**Material shown:**
----

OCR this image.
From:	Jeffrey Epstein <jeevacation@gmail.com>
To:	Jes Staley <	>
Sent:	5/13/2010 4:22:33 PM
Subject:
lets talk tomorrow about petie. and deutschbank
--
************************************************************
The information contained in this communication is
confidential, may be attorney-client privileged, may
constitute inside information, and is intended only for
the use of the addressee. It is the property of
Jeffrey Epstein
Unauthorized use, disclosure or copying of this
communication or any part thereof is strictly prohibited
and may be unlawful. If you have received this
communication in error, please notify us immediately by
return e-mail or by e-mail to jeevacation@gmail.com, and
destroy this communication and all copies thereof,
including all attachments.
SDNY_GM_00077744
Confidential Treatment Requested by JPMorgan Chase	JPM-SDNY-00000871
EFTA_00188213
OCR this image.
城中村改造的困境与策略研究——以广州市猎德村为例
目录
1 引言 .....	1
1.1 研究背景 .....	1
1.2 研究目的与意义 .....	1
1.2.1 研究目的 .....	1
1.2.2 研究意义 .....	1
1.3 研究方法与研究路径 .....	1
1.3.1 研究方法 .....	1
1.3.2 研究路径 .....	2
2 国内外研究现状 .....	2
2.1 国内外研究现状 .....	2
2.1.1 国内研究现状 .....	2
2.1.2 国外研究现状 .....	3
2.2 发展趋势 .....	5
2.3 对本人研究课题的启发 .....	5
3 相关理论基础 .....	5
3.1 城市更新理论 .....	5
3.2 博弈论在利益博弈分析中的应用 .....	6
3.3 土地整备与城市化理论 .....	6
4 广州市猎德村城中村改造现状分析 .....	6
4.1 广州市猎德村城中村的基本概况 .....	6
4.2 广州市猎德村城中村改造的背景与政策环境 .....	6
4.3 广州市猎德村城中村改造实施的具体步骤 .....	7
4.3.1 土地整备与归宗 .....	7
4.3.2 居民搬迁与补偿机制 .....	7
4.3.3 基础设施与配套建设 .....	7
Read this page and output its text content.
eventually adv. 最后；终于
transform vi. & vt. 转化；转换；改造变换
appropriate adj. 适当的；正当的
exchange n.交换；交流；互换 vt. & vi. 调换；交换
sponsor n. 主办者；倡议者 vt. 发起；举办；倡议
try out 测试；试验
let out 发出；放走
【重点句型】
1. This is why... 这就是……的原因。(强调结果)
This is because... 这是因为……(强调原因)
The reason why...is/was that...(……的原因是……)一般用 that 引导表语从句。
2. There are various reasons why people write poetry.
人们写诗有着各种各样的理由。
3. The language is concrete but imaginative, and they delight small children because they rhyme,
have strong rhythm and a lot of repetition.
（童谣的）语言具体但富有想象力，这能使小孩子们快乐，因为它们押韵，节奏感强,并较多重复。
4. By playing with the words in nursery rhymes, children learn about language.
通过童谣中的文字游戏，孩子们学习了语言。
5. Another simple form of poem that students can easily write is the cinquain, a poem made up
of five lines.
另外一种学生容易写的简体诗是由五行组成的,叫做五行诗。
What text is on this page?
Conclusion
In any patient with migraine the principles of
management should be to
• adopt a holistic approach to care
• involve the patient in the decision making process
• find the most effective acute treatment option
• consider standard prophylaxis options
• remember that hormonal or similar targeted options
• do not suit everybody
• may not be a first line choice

----

**Short problem:** Extract every line from the records above that contains the word "patient".

**Written answer:**
In any patient with migraine the principles of
• involve the patient in the decision making process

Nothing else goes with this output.